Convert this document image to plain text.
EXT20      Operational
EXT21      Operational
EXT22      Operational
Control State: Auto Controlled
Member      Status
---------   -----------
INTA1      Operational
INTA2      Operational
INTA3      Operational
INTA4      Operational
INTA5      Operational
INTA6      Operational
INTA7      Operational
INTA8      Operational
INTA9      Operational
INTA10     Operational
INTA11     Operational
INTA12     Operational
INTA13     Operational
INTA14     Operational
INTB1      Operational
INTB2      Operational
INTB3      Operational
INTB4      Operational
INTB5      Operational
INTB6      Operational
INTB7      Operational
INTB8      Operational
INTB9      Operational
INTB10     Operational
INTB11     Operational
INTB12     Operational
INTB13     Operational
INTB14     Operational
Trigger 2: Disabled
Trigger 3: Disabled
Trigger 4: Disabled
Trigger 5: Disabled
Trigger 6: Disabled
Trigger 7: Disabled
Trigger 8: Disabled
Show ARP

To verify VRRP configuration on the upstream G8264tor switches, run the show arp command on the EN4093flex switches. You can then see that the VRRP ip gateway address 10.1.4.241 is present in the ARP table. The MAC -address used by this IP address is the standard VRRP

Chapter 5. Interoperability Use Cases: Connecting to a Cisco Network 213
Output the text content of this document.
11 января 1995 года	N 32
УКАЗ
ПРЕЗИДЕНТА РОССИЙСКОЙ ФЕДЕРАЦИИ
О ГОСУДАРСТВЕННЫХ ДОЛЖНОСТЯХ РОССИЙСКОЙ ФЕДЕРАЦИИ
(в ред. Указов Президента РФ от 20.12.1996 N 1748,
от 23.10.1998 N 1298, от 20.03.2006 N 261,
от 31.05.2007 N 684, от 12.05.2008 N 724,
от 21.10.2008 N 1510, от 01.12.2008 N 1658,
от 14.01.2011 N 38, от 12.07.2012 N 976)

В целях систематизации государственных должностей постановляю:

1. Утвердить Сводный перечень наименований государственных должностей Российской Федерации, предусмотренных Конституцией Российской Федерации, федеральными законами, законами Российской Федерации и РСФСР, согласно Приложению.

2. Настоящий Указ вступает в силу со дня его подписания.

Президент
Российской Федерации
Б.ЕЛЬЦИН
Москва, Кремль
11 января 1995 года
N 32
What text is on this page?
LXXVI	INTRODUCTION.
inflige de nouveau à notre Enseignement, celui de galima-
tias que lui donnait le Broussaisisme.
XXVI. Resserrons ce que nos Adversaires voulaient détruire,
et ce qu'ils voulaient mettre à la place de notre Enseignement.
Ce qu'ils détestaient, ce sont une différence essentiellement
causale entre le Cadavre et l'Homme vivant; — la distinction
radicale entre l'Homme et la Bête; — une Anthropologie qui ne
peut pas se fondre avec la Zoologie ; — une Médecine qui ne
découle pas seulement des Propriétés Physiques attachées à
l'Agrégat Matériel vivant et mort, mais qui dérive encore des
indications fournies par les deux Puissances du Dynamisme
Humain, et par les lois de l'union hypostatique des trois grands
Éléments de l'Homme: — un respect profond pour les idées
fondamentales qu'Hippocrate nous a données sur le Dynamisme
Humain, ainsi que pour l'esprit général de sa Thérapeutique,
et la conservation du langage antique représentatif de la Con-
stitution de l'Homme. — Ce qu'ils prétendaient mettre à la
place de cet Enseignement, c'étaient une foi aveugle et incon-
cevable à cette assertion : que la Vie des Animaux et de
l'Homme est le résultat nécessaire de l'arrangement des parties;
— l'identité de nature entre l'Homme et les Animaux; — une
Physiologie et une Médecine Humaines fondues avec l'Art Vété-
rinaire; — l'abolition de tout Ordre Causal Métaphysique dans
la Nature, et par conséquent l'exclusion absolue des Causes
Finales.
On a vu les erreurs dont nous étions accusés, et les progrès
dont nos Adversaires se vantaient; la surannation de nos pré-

◆ **Exercise brief**: Of the lines above, how many include the word "Trigger"? Reply with the number only.

◆ **Answer for the task**: 7